Dataset listings of figures:
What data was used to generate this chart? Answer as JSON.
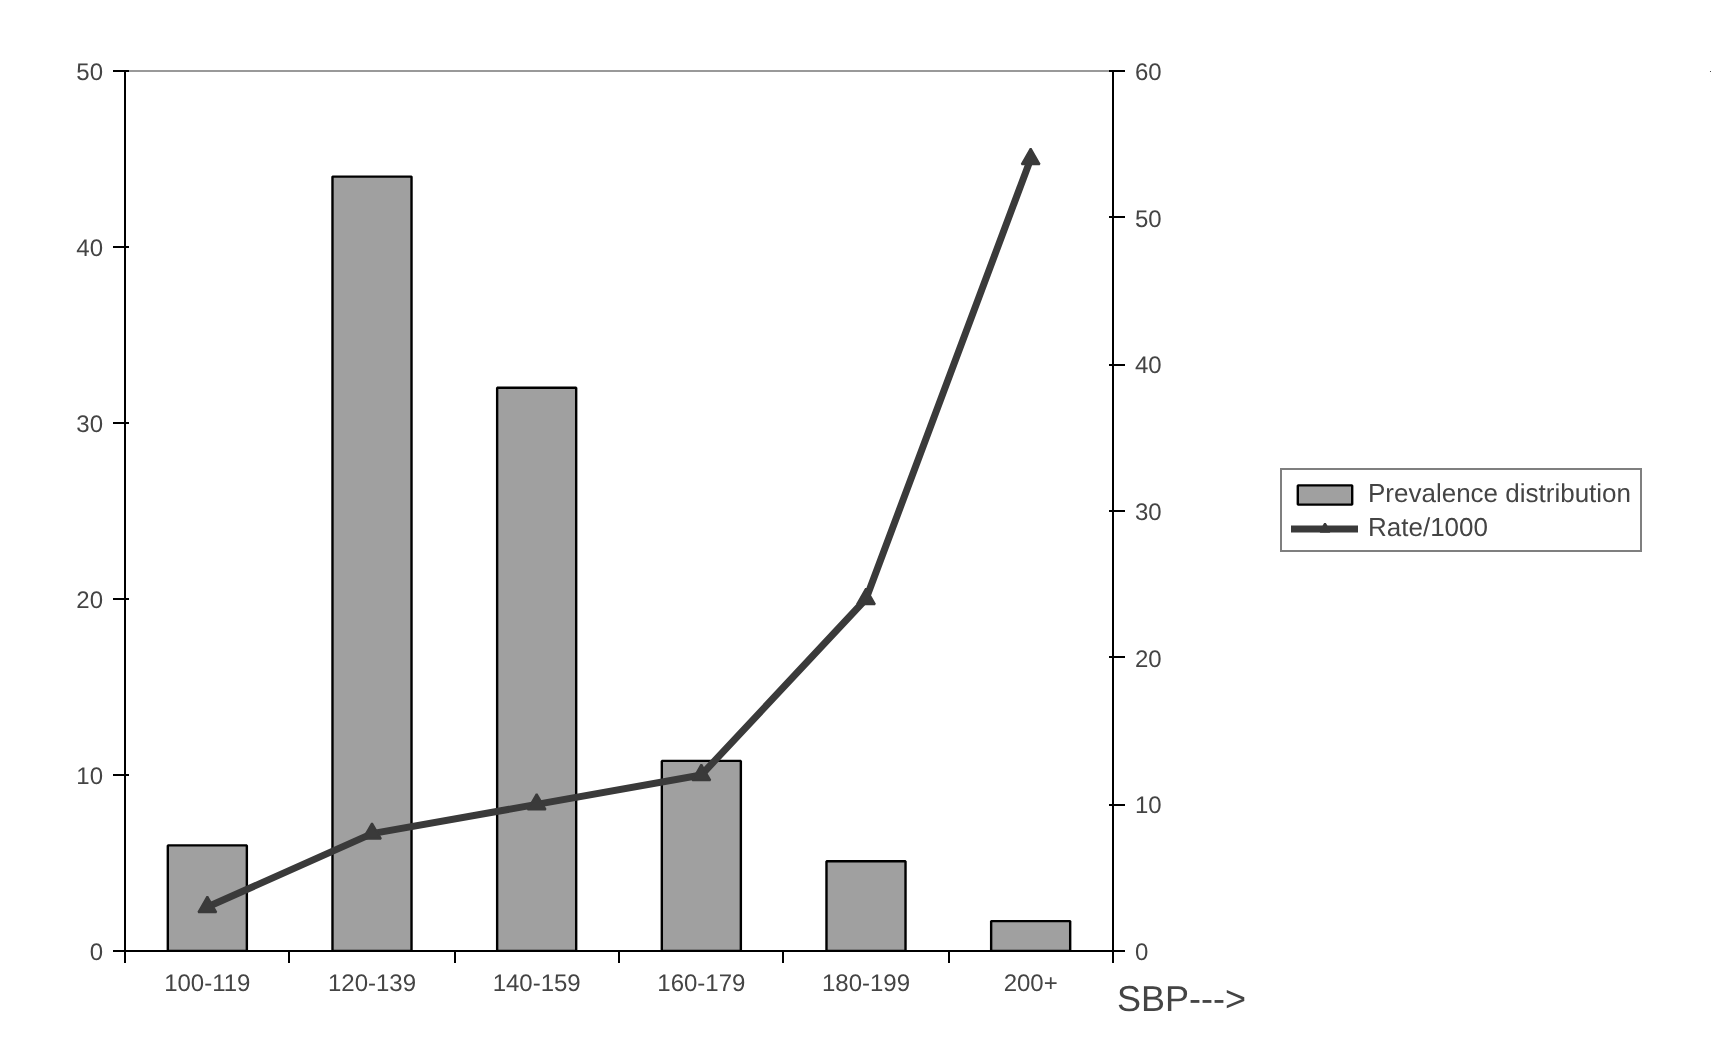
{
  "chart_data": {
    "type": "bar",
    "xlabel": "SBP--->",
    "categories": [
      "100-119",
      "120-139",
      "140-159",
      "160-179",
      "180-199",
      "200+"
    ],
    "series": [
      {
        "name": "Prevalence distribution",
        "color": "#a0a0a0",
        "values": [
          6,
          44,
          32,
          10.8,
          5.1,
          1.7
        ]
      },
      {
        "name": "Rate/1000",
        "type": "line",
        "axis": "y2",
        "color": "#3a3a3a",
        "marker": "triangle",
        "line_style": "solid",
        "values": [
          3,
          8,
          10,
          12,
          24,
          54
        ]
      }
    ],
    "ylim": [
      0,
      50
    ],
    "yticks": [
      0,
      10,
      20,
      30,
      40,
      50
    ],
    "y2lim": [
      0,
      60
    ],
    "y2ticks": [
      0,
      10,
      20,
      30,
      40,
      50,
      60
    ],
    "grid": false,
    "legend": "right"
  }
}
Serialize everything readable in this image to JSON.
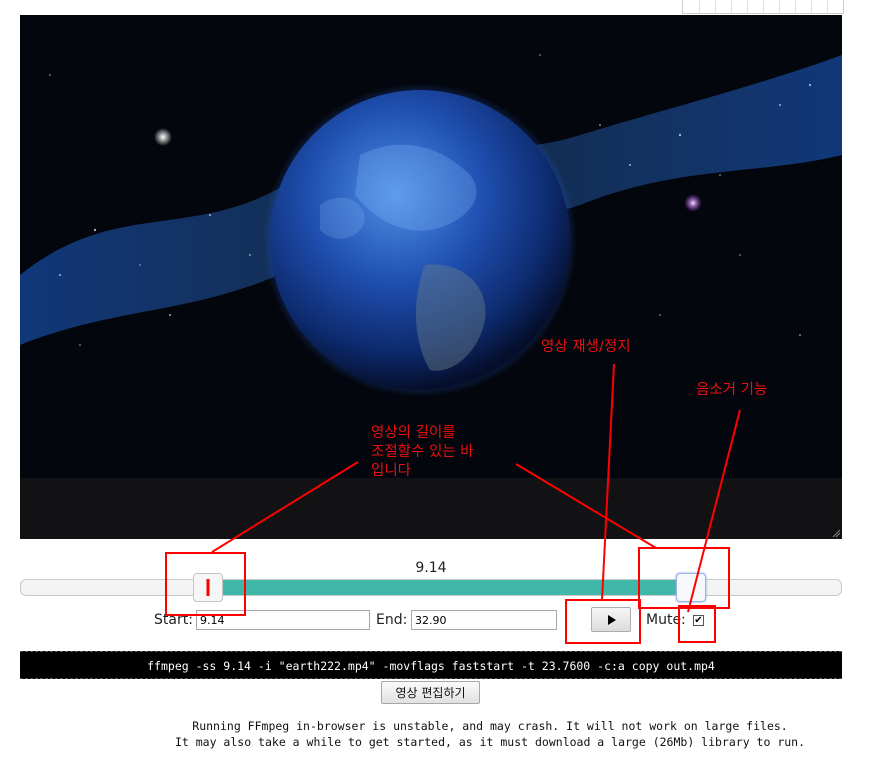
{
  "video": {
    "title": "earth222.mp4"
  },
  "slider": {
    "current_time": "9.14"
  },
  "controls": {
    "start_label": "Start:",
    "start_value": "9.14",
    "end_label": "End:",
    "end_value": "32.90",
    "mute_label": "Mute:",
    "mute_checked": true
  },
  "command": "ffmpeg -ss 9.14 -i \"earth222.mp4\" -movflags faststart -t 23.7600 -c:a copy out.mp4",
  "edit_button_label": "영상 편집하기",
  "notice": {
    "line1": "Running FFmpeg in-browser is unstable, and may crash. It will not work on large files.",
    "line2": "It may also take a while to get started, as it must download a large (26Mb) library to run."
  },
  "annotations": {
    "play_stop": "영상 재생/정지",
    "mute": "음소거 기능",
    "length_line1": "영상의 길이를",
    "length_line2": "조절할수 있는 바",
    "length_line3": "입니다"
  },
  "colors": {
    "range_fill": "#3fb8a9",
    "annotation_red": "#ff0000"
  }
}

Given request = Copy out, unchanged, the span of lines beginning with the one that includes "Serialize everything readable" and running through the final line of the material above. Leave the pictures out.

Exercise solution =
Serialize everything readable in this image to JSON.
{
  "video": {
    "title": "earth222.mp4"
  },
  "slider": {
    "current_time": "9.14"
  },
  "controls": {
    "start_label": "Start:",
    "start_value": "9.14",
    "end_label": "End:",
    "end_value": "32.90",
    "mute_label": "Mute:",
    "mute_checked": true
  },
  "command": "ffmpeg -ss 9.14 -i \"earth222.mp4\" -movflags faststart -t 23.7600 -c:a copy out.mp4",
  "edit_button_label": "영상 편집하기",
  "notice": {
    "line1": "Running FFmpeg in-browser is unstable, and may crash. It will not work on large files.",
    "line2": "It may also take a while to get started, as it must download a large (26Mb) library to run."
  },
  "annotations": {
    "play_stop": "영상 재생/정지",
    "mute": "음소거 기능",
    "length_line1": "영상의 길이를",
    "length_line2": "조절할수 있는 바",
    "length_line3": "입니다"
  },
  "colors": {
    "range_fill": "#3fb8a9",
    "annotation_red": "#ff0000"
  }
}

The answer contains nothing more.